>> begin Data lines
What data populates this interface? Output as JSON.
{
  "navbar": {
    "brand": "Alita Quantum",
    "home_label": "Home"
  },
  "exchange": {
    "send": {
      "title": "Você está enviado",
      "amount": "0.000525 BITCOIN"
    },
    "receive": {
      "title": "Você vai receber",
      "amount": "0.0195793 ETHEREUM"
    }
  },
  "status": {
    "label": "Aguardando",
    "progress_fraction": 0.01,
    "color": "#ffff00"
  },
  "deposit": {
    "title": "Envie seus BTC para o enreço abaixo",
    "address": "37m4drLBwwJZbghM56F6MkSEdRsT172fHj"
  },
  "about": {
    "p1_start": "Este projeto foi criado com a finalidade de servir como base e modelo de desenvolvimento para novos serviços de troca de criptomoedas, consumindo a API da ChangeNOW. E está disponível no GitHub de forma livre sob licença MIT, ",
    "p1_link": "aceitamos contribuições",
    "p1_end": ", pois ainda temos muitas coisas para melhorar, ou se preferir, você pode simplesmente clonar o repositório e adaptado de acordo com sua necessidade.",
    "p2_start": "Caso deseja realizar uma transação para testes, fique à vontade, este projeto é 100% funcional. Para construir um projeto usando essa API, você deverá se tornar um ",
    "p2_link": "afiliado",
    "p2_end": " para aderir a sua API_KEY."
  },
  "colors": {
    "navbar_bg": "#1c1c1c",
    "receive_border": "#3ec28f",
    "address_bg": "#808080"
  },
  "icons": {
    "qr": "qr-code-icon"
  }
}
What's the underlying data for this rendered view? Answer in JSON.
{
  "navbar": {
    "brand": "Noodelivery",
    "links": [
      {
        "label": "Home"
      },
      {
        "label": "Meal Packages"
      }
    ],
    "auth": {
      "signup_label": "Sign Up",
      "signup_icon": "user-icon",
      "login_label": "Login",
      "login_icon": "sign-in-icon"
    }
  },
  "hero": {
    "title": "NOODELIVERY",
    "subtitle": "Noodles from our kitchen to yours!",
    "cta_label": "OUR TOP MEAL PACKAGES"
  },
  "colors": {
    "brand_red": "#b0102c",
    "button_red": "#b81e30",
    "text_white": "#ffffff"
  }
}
>> end Data lines
>> begin Data lines
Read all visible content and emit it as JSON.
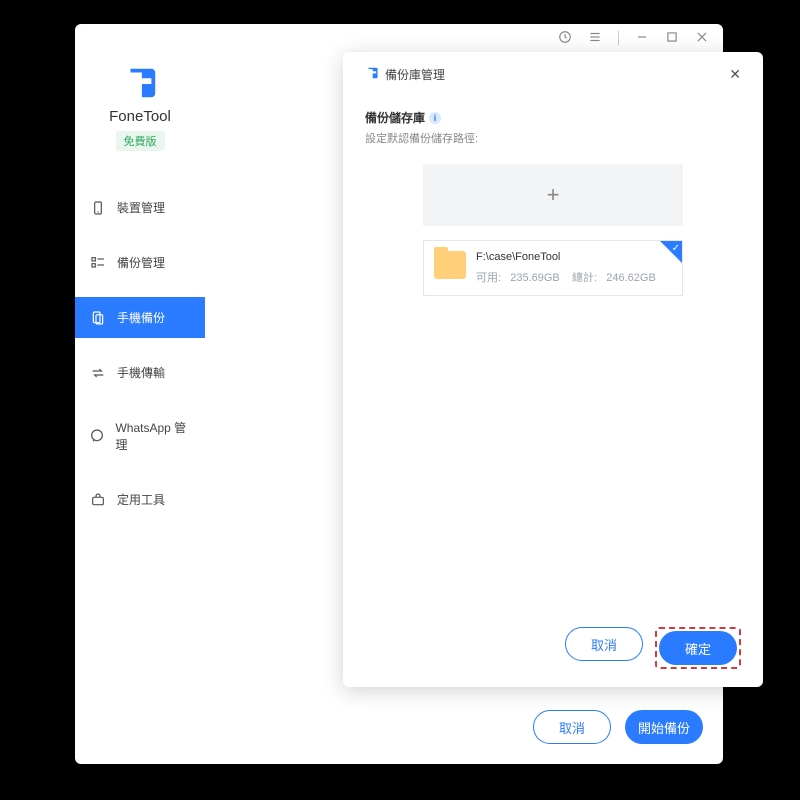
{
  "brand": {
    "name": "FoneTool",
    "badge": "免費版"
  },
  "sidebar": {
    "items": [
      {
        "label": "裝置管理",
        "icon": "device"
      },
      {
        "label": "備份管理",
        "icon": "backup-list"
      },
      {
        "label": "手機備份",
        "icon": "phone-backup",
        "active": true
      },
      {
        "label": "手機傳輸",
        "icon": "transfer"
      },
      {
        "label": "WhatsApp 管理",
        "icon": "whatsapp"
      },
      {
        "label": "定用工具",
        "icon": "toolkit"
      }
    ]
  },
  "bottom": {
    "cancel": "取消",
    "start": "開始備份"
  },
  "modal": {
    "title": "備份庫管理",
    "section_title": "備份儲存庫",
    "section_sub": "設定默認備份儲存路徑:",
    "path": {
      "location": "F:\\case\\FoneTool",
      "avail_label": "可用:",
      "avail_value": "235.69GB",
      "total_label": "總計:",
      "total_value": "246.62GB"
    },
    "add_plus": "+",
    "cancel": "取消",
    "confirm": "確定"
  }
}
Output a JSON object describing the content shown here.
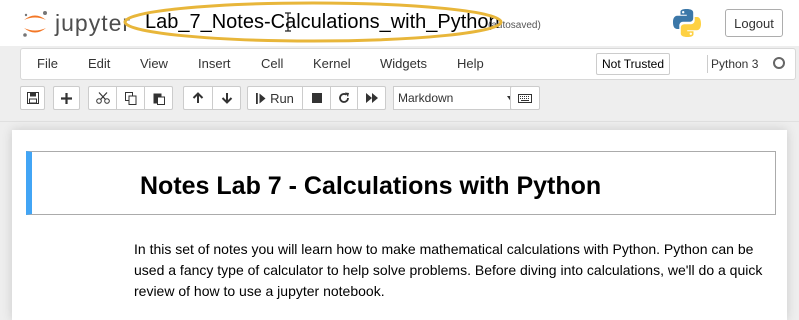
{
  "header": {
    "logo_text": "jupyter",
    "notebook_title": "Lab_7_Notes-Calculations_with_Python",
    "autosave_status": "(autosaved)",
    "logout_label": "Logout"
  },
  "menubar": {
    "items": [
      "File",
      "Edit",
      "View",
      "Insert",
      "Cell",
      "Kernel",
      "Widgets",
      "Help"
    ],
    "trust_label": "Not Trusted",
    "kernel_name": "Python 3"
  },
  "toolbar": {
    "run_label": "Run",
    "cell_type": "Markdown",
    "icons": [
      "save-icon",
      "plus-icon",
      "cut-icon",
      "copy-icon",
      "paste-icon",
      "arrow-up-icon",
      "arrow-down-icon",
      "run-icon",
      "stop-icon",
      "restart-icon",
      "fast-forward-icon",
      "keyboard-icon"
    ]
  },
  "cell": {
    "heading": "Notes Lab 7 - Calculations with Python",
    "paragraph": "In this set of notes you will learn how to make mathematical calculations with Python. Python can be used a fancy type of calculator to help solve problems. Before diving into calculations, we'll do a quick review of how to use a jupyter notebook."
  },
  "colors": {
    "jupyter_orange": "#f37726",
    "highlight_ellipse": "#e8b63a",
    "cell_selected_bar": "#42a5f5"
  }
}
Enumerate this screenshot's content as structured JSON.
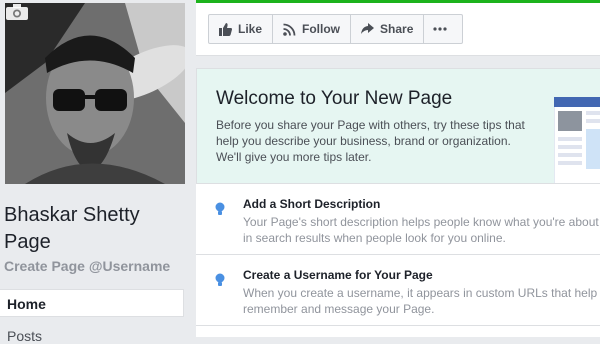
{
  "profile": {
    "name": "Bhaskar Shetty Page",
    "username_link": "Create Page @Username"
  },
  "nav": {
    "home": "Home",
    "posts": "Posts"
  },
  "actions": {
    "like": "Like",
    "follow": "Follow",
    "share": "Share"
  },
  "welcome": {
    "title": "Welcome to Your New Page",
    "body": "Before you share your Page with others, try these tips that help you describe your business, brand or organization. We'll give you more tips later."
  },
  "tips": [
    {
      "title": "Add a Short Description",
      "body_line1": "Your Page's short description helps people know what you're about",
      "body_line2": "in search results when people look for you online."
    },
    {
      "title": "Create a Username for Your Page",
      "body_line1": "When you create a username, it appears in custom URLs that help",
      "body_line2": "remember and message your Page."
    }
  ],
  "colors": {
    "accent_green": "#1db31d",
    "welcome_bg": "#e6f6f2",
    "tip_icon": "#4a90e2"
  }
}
>> end Data lines
Sift the material for lines with the string "amount". Copy each one found.

▶ [Written reply]
      "amount": "0.000525 BITCOIN"
      "amount": "0.0195793 ETHEREUM"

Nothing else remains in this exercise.